## The problem
Show all lines of the listing that hold the word "column".
* start Listed entries *
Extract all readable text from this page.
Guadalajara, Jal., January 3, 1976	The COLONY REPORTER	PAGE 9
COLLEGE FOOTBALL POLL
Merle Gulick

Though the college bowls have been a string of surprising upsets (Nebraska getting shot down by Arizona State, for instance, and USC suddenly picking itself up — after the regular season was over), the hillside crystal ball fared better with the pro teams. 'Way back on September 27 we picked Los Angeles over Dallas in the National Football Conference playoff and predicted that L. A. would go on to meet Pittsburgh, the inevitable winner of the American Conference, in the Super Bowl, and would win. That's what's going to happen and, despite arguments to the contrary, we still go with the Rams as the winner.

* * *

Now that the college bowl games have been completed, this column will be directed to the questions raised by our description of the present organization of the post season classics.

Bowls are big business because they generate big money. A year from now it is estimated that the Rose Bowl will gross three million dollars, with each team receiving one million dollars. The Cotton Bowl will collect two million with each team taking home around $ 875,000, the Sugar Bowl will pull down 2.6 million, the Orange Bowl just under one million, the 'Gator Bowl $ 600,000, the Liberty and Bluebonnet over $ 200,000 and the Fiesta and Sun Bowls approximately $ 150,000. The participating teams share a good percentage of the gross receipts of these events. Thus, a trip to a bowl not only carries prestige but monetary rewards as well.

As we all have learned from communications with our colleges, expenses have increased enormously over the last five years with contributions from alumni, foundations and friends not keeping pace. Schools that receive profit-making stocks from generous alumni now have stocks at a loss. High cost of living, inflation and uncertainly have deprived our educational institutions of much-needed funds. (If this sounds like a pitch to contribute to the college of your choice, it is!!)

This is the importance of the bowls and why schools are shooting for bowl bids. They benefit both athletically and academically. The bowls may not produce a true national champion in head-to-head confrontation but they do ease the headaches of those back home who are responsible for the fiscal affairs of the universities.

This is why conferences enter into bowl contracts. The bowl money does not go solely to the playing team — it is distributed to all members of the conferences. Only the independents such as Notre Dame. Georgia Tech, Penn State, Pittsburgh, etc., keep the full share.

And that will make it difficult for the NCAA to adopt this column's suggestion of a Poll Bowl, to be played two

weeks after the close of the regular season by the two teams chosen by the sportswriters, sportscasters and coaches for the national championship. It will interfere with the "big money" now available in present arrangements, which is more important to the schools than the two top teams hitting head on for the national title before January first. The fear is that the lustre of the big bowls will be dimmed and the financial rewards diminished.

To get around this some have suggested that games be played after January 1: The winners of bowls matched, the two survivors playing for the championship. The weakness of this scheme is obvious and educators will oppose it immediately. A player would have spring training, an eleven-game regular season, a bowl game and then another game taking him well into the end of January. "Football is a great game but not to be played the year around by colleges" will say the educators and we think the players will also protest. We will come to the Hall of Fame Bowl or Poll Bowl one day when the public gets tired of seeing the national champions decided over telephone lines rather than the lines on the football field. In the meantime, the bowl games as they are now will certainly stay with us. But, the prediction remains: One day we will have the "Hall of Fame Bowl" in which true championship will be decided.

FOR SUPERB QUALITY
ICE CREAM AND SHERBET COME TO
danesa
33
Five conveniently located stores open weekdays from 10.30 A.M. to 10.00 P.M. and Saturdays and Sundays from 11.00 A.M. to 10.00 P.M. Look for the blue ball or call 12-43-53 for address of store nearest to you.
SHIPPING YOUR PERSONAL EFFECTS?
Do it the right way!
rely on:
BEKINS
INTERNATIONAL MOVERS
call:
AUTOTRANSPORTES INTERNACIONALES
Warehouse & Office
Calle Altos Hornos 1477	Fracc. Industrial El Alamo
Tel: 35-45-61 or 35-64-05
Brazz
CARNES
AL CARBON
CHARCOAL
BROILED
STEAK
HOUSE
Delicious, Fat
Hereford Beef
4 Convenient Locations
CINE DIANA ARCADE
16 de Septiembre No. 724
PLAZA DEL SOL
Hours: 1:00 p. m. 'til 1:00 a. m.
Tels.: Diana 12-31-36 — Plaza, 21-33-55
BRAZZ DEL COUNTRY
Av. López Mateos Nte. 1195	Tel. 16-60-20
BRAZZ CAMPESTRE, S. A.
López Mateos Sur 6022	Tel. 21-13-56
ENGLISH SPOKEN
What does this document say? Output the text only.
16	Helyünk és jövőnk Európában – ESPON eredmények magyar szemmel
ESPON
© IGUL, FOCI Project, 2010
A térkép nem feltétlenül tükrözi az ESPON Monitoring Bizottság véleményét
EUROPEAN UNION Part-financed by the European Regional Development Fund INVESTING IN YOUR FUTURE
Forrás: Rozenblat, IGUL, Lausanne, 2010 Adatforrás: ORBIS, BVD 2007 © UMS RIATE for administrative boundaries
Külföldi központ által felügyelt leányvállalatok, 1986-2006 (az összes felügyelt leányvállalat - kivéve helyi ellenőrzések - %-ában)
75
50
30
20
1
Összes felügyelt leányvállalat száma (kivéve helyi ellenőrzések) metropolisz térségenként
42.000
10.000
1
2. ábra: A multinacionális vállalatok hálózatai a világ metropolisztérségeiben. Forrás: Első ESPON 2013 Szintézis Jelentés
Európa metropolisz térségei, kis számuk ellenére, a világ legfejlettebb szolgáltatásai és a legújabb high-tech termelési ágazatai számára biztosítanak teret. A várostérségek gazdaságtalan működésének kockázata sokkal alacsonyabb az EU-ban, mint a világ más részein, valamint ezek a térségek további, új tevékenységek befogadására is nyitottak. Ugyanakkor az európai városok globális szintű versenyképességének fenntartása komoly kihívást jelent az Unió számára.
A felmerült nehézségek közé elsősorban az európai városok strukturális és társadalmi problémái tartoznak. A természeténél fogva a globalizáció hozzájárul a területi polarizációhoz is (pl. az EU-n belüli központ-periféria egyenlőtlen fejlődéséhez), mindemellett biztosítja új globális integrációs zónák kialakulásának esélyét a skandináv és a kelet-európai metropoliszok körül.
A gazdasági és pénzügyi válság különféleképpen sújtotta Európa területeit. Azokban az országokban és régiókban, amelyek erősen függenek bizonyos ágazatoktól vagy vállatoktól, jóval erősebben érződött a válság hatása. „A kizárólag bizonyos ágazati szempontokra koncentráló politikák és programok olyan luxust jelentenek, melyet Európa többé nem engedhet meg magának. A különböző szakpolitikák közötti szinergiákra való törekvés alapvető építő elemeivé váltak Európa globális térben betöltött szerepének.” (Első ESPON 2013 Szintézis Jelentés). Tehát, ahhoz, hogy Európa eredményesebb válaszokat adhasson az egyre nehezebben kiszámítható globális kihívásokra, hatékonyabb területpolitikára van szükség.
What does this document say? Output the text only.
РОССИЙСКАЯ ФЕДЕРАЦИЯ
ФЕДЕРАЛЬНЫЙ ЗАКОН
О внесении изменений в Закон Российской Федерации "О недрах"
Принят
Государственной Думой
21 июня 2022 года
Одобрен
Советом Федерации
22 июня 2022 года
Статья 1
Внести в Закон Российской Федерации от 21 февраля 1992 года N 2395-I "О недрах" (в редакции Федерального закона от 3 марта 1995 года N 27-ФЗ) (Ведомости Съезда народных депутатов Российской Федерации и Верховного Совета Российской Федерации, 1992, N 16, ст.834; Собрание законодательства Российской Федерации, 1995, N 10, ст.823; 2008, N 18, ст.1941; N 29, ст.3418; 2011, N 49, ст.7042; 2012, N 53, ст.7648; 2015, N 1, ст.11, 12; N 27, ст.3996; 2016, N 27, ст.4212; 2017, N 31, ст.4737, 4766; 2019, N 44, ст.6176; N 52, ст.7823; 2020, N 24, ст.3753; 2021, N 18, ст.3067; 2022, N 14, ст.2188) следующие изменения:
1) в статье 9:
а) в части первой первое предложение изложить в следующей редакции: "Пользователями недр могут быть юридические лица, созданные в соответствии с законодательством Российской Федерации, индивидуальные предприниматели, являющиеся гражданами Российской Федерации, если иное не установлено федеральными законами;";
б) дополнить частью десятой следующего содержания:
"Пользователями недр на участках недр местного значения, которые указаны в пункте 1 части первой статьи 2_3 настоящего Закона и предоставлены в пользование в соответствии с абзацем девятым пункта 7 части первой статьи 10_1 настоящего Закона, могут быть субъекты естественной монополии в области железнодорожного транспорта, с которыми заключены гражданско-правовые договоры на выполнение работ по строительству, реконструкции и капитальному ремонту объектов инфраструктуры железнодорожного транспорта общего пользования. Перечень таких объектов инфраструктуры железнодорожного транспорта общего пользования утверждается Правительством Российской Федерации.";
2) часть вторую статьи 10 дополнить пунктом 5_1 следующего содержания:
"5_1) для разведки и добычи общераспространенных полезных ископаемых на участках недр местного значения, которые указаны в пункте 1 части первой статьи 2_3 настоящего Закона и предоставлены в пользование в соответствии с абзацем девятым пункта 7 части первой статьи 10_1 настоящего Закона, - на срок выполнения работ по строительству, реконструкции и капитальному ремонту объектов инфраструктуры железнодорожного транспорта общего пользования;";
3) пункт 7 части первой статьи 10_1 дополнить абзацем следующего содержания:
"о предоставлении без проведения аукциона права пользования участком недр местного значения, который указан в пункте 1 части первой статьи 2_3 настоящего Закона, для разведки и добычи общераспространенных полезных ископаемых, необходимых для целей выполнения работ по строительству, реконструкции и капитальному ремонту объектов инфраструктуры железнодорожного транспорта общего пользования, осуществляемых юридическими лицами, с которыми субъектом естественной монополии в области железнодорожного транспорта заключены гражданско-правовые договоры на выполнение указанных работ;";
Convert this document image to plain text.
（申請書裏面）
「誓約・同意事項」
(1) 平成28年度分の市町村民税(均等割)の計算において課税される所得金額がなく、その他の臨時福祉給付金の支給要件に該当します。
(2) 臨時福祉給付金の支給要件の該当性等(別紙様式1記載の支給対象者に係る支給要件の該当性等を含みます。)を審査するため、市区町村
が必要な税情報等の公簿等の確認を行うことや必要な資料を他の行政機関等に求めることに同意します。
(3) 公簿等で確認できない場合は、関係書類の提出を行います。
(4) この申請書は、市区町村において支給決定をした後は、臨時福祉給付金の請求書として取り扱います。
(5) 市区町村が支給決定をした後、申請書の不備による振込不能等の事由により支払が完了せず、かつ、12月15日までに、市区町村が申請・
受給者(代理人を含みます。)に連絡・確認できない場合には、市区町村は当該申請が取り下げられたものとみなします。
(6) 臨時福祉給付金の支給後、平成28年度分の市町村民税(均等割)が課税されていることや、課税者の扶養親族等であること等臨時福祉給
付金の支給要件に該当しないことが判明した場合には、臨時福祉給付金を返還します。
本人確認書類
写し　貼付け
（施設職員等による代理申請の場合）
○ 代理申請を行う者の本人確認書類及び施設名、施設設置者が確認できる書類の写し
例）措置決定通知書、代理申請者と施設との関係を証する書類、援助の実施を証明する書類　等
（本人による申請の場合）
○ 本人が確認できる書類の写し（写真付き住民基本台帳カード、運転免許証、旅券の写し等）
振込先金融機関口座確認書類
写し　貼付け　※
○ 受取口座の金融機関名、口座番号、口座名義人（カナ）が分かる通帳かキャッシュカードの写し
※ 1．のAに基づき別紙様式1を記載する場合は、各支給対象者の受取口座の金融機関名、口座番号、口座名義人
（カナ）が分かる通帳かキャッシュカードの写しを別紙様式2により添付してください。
* end Listed entries *
## Problem solution
Now that the college bowl games have been completed, this column will be directed to the questions raised by our description of the present organization of the post season classics.
And that will make it difficult for the NCAA to adopt this column's suggestion of a Poll Bowl, to be played two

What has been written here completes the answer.